Kurzdefinition zu Fegeschäden

Ein Fegeschaden entsteht, wenn Rehböcke oder Hirsche mit ihrem Geweih an jungen Bäumen reiben und dabei Rinde und Triebe beschädigen.

Kategorie

Mechanischer Wildschaden an Stamm und Rinde

Typisch

Auftreten im Frühjahr während der Reviermarkierung

Praxisnutzen

Schadursache erkennen und gezielt Schutzmaßnahmen planen

Definition und Einordnung

Bedeutung:

Fegeschäden entstehen vor allem durch männliches Schalenwild, das sein Geweih an jungen Bäumen reibt, um Bast zu entfernen oder Reviere zu markieren. Dabei werden Rinde und oft auch die darunterliegenden Schichten verletzt. Besonders gefährdet sind junge, dünnrindige Baumarten.

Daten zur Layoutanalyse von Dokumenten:
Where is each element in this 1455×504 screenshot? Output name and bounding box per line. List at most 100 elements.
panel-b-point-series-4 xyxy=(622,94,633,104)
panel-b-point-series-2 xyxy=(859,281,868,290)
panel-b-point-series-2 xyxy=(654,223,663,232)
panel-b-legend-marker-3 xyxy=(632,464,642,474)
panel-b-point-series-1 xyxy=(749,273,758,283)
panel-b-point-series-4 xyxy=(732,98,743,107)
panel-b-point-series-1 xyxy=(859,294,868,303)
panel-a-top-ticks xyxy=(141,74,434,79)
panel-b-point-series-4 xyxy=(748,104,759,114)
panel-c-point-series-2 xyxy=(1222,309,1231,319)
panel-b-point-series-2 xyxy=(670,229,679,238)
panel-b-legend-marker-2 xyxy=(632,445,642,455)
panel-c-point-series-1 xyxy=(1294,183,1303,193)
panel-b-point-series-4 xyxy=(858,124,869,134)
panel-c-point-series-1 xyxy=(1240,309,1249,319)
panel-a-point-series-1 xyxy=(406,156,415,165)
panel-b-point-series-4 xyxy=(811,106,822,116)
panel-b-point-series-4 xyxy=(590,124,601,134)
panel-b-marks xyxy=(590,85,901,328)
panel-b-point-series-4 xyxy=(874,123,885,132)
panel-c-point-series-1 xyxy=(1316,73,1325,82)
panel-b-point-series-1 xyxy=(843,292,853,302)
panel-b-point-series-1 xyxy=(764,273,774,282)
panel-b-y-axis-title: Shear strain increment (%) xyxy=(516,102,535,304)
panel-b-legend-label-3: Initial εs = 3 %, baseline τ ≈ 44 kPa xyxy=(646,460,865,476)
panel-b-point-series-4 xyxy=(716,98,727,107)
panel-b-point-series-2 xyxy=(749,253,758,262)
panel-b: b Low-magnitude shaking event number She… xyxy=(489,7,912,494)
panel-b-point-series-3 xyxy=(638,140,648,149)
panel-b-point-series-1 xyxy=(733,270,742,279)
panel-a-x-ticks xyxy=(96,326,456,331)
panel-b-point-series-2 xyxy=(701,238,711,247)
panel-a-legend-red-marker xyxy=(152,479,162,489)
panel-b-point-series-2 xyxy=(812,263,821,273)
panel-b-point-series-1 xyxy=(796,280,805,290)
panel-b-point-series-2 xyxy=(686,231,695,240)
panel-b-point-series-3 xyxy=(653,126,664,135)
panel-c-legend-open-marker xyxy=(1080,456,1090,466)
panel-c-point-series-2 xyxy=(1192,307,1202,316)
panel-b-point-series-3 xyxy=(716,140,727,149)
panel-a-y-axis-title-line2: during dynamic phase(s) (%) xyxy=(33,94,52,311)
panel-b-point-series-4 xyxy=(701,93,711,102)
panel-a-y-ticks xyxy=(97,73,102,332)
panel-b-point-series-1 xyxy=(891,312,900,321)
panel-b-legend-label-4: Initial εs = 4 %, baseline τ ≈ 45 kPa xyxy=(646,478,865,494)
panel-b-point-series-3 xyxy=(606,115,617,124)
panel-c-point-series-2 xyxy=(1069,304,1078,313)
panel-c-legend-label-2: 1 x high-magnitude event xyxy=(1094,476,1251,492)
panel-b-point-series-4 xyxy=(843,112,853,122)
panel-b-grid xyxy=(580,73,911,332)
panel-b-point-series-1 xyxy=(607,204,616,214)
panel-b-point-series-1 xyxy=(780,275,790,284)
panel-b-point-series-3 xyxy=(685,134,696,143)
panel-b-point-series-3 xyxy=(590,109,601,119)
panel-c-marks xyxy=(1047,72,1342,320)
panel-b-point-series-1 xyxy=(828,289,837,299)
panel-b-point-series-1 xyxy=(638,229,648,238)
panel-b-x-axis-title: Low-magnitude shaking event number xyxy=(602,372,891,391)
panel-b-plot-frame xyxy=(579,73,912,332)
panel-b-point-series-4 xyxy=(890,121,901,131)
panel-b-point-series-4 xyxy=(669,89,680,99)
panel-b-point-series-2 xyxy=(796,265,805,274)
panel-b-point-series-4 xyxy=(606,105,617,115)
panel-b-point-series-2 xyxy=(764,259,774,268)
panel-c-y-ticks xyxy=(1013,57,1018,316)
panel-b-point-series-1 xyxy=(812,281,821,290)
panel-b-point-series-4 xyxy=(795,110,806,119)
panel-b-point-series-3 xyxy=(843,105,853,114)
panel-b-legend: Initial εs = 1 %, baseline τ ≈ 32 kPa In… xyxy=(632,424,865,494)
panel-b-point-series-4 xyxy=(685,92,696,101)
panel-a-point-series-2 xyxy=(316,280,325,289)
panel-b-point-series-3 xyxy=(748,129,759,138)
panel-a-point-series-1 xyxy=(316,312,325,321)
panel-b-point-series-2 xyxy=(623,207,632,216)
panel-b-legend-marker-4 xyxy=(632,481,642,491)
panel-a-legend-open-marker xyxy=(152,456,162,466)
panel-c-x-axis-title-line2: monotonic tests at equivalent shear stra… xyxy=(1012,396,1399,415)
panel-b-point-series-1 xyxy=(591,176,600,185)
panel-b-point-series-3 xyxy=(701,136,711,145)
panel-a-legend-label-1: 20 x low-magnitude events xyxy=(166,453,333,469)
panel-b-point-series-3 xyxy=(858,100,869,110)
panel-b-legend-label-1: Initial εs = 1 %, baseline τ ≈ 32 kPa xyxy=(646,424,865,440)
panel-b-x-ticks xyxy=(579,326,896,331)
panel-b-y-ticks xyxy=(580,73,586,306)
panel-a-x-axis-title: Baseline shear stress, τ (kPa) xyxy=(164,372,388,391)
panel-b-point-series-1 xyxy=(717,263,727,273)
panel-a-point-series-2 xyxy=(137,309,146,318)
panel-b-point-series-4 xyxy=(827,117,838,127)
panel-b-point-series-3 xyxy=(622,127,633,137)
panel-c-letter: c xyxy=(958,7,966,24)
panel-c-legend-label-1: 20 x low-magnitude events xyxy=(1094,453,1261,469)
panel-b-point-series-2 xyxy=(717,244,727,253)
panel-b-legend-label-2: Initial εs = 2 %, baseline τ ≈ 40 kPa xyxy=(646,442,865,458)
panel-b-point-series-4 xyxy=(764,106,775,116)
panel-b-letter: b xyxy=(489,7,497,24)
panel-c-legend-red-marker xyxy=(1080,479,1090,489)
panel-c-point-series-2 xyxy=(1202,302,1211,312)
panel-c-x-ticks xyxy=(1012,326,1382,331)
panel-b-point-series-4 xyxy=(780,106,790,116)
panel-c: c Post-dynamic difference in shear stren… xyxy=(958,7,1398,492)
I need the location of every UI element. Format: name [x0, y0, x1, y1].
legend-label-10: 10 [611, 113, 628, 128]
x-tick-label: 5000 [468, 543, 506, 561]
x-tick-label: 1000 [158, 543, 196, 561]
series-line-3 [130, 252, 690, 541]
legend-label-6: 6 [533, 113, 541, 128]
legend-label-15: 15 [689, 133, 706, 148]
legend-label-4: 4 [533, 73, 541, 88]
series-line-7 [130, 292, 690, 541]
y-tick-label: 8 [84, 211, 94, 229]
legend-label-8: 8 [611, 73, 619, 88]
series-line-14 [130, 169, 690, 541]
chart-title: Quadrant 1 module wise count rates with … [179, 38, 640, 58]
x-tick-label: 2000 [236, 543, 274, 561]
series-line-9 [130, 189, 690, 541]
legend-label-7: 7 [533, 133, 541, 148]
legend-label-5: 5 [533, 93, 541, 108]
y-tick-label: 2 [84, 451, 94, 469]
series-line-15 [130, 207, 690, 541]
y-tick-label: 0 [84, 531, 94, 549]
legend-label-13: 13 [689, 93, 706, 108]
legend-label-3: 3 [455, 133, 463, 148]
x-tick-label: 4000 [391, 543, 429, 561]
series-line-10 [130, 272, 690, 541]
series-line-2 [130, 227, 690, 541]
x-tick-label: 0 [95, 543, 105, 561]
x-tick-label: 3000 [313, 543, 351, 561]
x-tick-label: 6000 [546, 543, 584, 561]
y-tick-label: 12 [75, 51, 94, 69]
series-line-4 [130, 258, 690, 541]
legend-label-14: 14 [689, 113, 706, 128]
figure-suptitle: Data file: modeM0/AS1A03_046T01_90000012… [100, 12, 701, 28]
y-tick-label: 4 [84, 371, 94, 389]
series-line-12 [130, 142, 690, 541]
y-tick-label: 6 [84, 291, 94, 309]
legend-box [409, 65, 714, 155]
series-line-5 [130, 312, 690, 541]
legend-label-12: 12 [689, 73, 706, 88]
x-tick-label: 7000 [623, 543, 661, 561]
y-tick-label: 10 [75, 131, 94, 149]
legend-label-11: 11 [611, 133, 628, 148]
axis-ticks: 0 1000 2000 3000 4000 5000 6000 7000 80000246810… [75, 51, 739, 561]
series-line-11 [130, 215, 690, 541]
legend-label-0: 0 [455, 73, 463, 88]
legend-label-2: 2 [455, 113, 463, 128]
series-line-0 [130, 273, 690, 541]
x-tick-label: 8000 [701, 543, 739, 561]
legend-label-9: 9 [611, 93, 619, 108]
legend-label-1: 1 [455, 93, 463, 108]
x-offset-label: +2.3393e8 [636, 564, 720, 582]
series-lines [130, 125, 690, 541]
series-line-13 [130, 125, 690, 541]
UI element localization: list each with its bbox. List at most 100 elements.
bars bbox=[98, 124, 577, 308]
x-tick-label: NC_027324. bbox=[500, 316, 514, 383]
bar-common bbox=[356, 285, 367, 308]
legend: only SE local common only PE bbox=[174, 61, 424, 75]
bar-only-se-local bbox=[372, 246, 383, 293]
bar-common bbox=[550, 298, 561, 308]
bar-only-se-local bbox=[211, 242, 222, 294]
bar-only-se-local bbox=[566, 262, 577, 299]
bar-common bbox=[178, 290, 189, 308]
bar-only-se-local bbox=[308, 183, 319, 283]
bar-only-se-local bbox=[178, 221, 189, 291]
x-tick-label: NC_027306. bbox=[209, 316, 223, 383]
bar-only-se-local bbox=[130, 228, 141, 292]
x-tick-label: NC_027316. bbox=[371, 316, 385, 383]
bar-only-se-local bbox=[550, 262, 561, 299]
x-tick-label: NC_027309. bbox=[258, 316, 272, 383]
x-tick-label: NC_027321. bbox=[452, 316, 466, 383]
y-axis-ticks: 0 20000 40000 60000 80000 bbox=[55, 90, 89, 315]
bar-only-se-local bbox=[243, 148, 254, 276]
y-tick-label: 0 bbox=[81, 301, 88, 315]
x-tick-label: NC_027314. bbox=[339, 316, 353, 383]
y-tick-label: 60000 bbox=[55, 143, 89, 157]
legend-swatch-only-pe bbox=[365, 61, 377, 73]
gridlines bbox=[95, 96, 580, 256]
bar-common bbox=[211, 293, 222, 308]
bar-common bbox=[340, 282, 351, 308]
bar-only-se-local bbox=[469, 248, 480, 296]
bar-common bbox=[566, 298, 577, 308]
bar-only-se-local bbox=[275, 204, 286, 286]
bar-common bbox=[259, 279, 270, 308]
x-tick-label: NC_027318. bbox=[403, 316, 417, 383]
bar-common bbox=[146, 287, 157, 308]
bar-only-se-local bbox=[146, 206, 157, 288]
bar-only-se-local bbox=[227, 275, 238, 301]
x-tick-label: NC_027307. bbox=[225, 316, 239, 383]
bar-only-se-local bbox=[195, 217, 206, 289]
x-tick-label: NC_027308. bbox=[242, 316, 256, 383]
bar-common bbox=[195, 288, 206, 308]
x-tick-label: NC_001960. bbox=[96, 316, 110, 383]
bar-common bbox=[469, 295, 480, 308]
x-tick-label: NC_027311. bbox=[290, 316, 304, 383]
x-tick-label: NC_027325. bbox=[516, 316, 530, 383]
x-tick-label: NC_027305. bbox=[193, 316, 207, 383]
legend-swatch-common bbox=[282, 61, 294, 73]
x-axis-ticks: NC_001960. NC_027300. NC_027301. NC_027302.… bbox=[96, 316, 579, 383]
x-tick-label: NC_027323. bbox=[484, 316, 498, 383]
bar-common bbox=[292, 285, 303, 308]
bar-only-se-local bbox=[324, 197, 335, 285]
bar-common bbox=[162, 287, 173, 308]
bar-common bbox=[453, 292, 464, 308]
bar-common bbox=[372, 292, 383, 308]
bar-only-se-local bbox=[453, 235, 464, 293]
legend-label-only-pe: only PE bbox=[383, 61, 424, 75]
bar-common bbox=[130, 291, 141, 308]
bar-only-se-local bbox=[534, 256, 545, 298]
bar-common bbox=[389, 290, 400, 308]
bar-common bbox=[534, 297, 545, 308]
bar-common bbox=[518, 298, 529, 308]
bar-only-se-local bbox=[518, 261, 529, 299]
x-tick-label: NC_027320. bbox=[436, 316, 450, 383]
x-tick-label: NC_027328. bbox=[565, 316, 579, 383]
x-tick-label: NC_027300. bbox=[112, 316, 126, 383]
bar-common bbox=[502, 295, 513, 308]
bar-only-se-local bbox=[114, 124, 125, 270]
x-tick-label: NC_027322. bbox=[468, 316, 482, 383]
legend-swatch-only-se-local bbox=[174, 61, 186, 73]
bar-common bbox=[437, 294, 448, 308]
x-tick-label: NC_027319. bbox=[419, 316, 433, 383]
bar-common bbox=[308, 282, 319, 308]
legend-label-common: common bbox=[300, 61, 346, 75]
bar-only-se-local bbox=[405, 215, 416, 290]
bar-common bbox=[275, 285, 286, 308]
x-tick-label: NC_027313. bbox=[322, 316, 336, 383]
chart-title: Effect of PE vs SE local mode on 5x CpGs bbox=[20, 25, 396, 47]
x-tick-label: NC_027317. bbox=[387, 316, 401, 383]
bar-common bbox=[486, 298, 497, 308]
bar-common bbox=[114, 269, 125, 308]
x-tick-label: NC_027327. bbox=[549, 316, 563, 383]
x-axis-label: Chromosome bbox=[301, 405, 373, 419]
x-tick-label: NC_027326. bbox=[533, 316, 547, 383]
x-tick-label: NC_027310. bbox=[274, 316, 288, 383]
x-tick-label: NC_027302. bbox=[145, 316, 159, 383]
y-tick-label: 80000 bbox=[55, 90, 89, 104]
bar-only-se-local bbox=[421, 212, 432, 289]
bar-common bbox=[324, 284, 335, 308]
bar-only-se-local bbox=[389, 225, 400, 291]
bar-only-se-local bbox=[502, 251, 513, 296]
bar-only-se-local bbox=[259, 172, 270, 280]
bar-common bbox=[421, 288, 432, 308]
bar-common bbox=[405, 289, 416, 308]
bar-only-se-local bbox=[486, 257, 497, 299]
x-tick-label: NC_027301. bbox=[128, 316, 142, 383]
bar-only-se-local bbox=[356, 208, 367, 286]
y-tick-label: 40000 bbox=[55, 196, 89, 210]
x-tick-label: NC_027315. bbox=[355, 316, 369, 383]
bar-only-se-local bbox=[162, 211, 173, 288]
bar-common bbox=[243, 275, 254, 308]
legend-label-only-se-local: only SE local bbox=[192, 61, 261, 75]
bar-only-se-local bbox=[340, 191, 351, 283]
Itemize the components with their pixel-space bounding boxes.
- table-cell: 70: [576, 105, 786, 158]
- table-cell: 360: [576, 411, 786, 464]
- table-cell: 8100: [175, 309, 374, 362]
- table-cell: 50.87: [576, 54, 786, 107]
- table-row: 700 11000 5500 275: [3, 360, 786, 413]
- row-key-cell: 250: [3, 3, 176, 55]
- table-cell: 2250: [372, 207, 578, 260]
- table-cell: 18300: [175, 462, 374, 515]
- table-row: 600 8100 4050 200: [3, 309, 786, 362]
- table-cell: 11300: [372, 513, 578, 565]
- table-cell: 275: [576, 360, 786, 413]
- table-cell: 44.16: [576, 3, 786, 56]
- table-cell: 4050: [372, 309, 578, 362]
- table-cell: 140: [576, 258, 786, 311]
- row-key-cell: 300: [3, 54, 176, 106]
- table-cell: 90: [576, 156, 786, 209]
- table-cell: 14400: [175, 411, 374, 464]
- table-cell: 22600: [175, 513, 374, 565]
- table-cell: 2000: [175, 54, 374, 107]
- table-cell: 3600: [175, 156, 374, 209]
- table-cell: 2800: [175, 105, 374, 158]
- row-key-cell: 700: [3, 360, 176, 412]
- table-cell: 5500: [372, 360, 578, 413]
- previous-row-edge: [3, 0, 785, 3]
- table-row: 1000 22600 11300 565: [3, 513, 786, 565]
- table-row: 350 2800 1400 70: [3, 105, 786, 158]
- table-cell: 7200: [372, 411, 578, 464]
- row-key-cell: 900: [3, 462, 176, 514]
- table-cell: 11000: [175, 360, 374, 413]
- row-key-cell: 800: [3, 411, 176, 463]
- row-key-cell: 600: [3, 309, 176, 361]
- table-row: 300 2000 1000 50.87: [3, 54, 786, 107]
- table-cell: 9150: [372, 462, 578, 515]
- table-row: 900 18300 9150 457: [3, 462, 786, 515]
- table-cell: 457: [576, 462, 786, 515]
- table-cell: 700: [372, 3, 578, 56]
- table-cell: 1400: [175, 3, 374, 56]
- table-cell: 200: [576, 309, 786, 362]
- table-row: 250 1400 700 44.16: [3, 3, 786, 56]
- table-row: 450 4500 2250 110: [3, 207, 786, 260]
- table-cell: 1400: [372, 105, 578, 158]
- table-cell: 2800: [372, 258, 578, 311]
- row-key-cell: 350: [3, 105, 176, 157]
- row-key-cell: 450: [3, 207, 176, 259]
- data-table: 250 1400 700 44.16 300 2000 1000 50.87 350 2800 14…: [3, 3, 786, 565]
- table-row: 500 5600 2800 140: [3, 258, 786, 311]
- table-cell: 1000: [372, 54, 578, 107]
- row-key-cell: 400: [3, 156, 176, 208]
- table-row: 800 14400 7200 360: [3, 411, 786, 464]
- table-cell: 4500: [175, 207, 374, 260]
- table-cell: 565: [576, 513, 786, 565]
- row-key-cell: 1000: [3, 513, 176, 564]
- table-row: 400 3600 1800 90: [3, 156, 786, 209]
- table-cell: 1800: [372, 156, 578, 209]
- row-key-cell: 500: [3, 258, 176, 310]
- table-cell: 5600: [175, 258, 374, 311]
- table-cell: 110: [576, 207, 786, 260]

> Aufgabe
Greife den Text über Fegeschäden auf und führe ihn nach seinem letzten Satz weiter. Die Datensätze sind eigenständiges Material.

> Ergebnis
In der Praxis:

Die Schäden treten häufig im Frühjahr auf und betreffen vor allem Einzelpflanzen oder lockere Kulturen. Wird der Stamm rundum verletzt, kann der Baum absterben. Teilweise führen Fegeschäden zu Verformungen oder Wachstumsstörungen. Schutzmaßnahmen konzentrieren sich deshalb häufig auf gefährdete Einzelpflanzen oder hochwertige Baumarten.

Relevanz für Verbissschutz:

Fegeschäden unterscheiden sich vom klassischen Verbiss, erfordern jedoch ebenfalls mechanische Schutzmaßnahmen. Einzelschutzsysteme oder geeignete Zaunkonzepte können das Risiko deutlich reduzieren, insbesondere bei starkem Wilddruck oder in Randbereichen von Kulturen.